Extract each line of the material that follows exactly and omit its pictures.

* **MATERIAL PROVIDED**
* * *

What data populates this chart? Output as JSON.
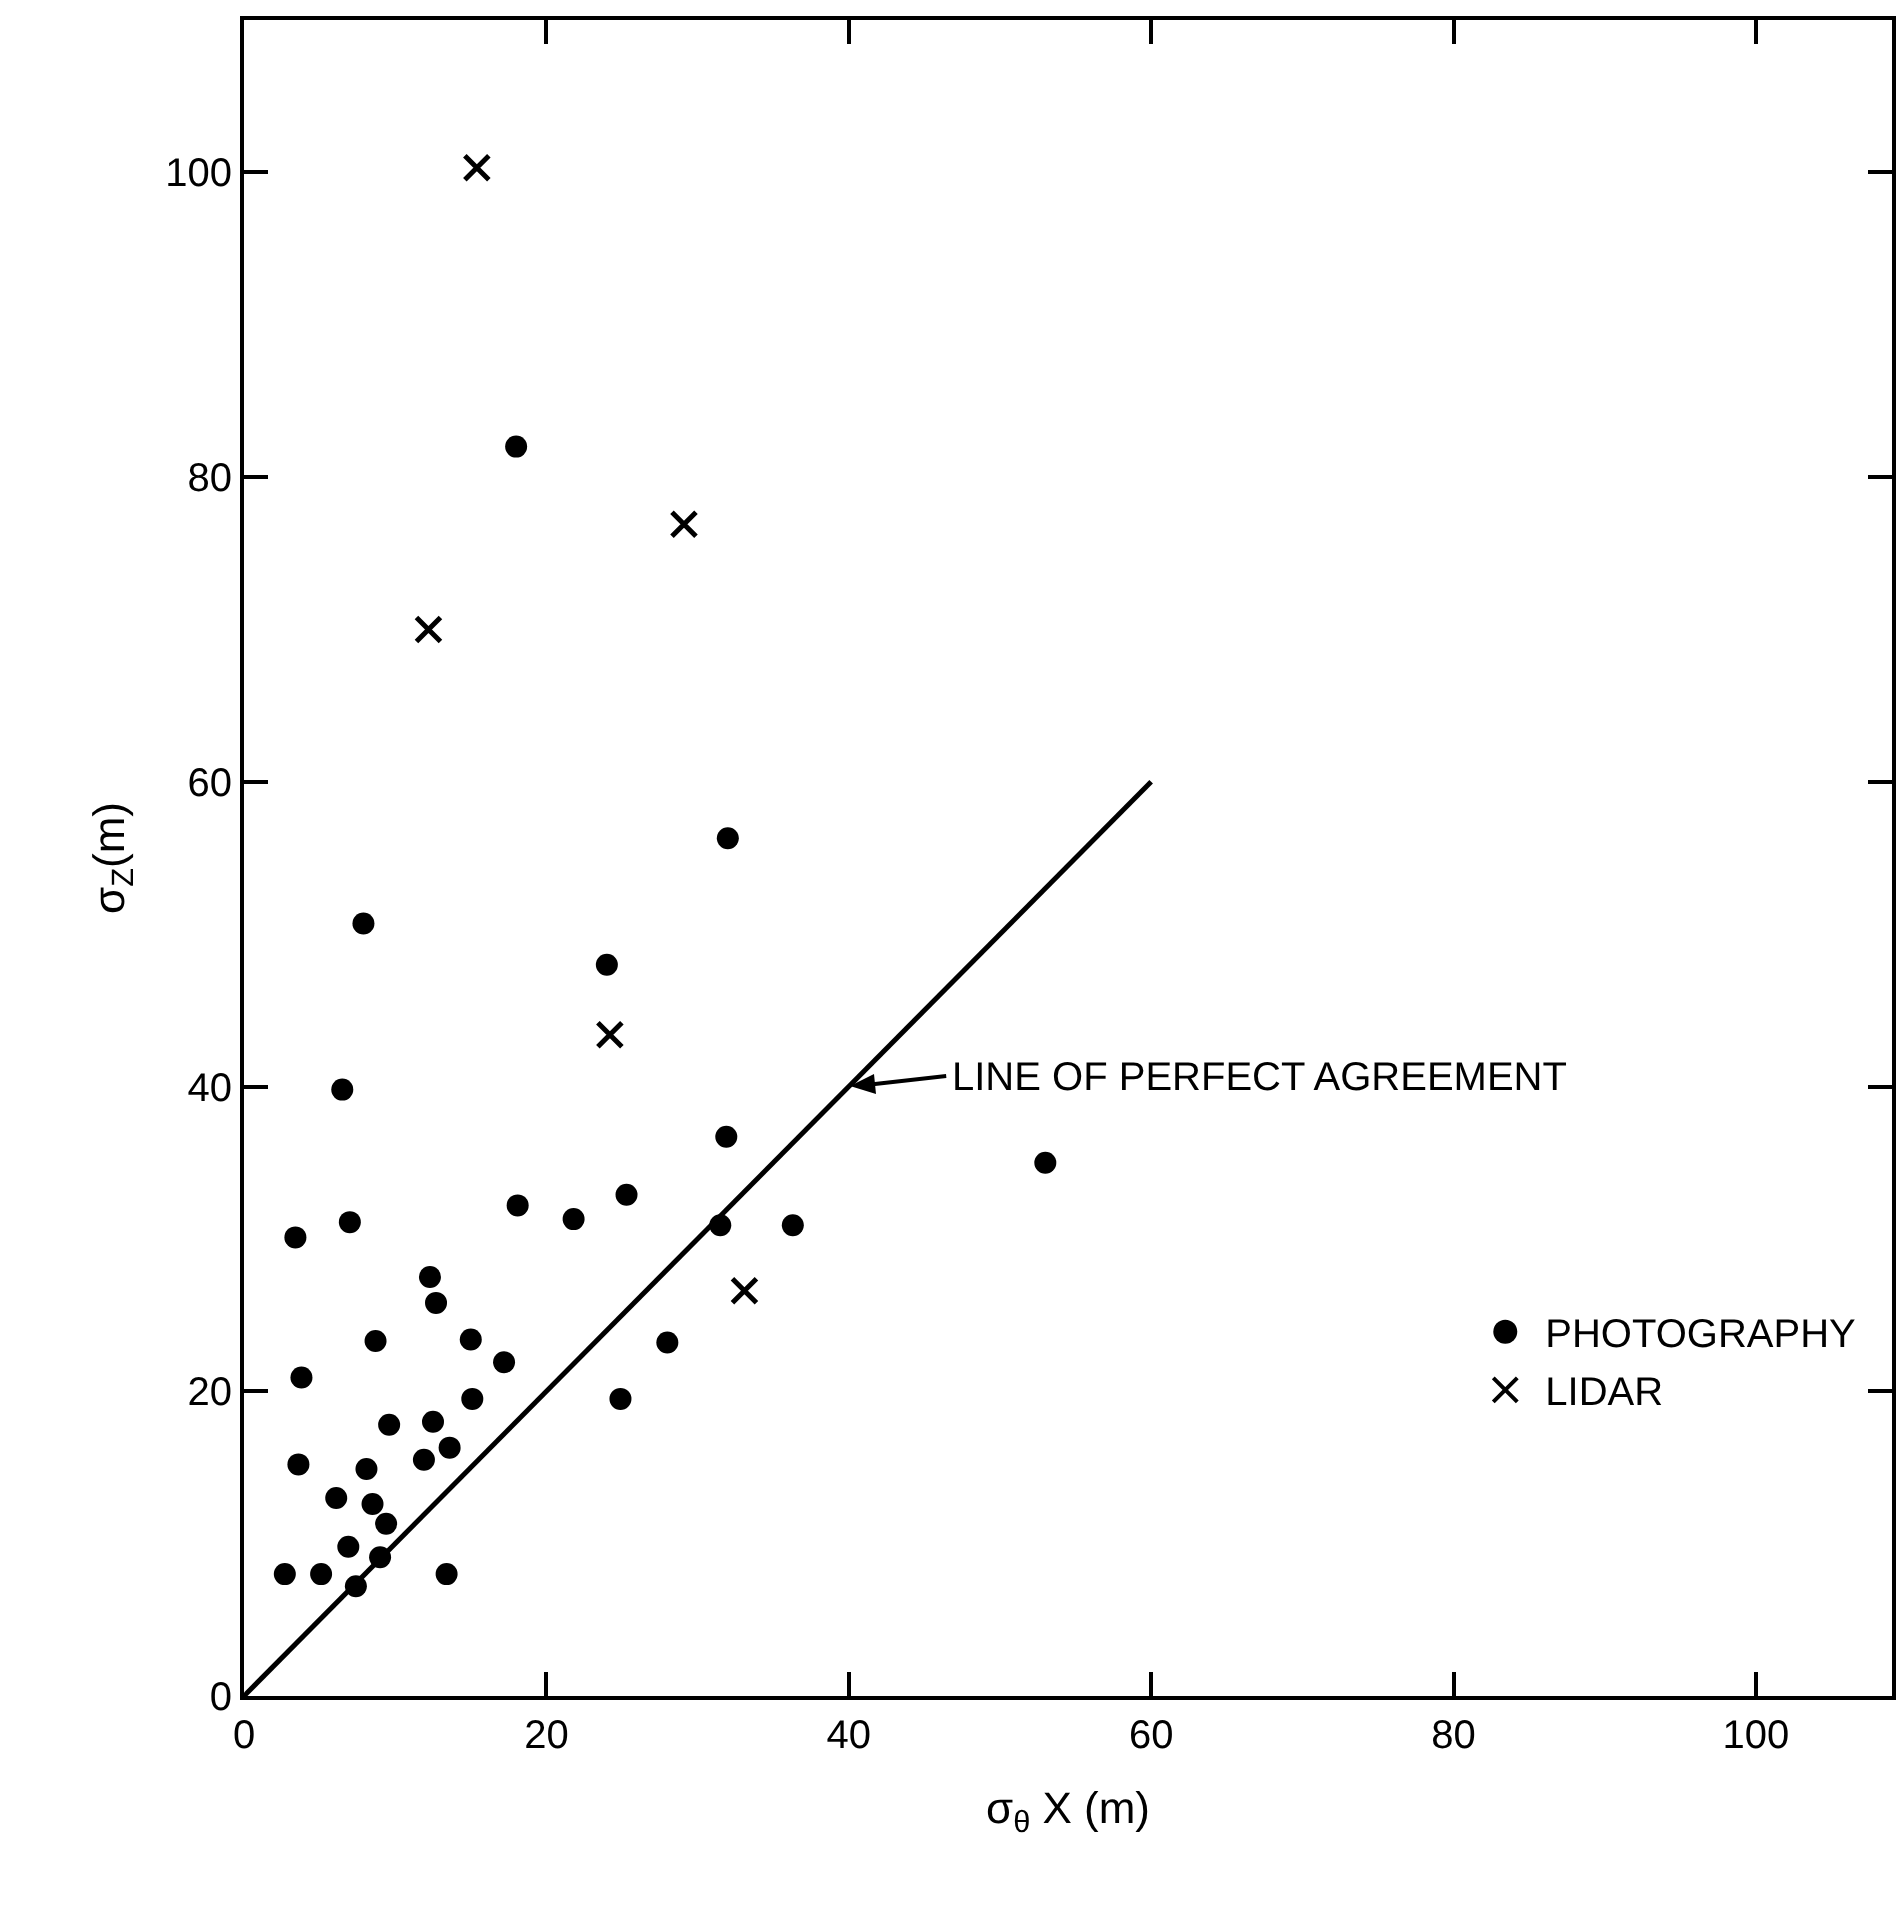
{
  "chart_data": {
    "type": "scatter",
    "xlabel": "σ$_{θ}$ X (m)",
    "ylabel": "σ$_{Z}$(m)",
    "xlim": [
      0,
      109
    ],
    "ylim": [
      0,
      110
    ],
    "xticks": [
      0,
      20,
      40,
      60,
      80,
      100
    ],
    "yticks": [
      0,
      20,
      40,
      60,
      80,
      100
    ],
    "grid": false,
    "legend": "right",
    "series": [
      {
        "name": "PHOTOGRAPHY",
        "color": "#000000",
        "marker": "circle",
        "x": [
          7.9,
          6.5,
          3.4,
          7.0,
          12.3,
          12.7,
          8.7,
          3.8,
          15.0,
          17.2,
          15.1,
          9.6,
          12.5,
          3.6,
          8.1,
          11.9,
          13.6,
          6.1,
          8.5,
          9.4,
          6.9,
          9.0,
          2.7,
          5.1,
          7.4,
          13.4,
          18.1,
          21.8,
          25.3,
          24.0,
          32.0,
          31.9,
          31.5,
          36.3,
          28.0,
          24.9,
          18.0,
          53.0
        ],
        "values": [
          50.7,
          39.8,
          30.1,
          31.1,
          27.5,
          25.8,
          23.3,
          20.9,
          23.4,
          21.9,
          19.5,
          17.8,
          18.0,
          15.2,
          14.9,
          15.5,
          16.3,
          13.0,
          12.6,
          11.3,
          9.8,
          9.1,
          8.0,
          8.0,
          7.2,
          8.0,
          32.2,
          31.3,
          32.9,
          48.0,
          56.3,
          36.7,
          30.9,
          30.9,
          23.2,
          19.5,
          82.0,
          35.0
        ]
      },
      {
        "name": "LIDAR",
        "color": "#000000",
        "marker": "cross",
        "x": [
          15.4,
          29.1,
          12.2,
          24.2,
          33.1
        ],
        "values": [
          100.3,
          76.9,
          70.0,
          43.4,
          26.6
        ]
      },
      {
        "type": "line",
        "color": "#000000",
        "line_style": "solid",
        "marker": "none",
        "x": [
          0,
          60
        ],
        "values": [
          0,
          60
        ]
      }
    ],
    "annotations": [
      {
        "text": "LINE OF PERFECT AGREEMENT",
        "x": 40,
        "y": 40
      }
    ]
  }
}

* * *

* **COMPLETE RESPONSE**
What data populates this chart? Output as JSON.
{
  "chart_data": {
    "type": "scatter",
    "xlabel": "σ$_{θ}$ X (m)",
    "ylabel": "σ$_{Z}$(m)",
    "xlim": [
      0,
      109
    ],
    "ylim": [
      0,
      110
    ],
    "xticks": [
      0,
      20,
      40,
      60,
      80,
      100
    ],
    "yticks": [
      0,
      20,
      40,
      60,
      80,
      100
    ],
    "grid": false,
    "legend": "right",
    "series": [
      {
        "name": "PHOTOGRAPHY",
        "color": "#000000",
        "marker": "circle",
        "x": [
          7.9,
          6.5,
          3.4,
          7.0,
          12.3,
          12.7,
          8.7,
          3.8,
          15.0,
          17.2,
          15.1,
          9.6,
          12.5,
          3.6,
          8.1,
          11.9,
          13.6,
          6.1,
          8.5,
          9.4,
          6.9,
          9.0,
          2.7,
          5.1,
          7.4,
          13.4,
          18.1,
          21.8,
          25.3,
          24.0,
          32.0,
          31.9,
          31.5,
          36.3,
          28.0,
          24.9,
          18.0,
          53.0
        ],
        "values": [
          50.7,
          39.8,
          30.1,
          31.1,
          27.5,
          25.8,
          23.3,
          20.9,
          23.4,
          21.9,
          19.5,
          17.8,
          18.0,
          15.2,
          14.9,
          15.5,
          16.3,
          13.0,
          12.6,
          11.3,
          9.8,
          9.1,
          8.0,
          8.0,
          7.2,
          8.0,
          32.2,
          31.3,
          32.9,
          48.0,
          56.3,
          36.7,
          30.9,
          30.9,
          23.2,
          19.5,
          82.0,
          35.0
        ]
      },
      {
        "name": "LIDAR",
        "color": "#000000",
        "marker": "cross",
        "x": [
          15.4,
          29.1,
          12.2,
          24.2,
          33.1
        ],
        "values": [
          100.3,
          76.9,
          70.0,
          43.4,
          26.6
        ]
      },
      {
        "type": "line",
        "color": "#000000",
        "line_style": "solid",
        "marker": "none",
        "x": [
          0,
          60
        ],
        "values": [
          0,
          60
        ]
      }
    ],
    "annotations": [
      {
        "text": "LINE OF PERFECT AGREEMENT",
        "x": 40,
        "y": 40
      }
    ]
  }
}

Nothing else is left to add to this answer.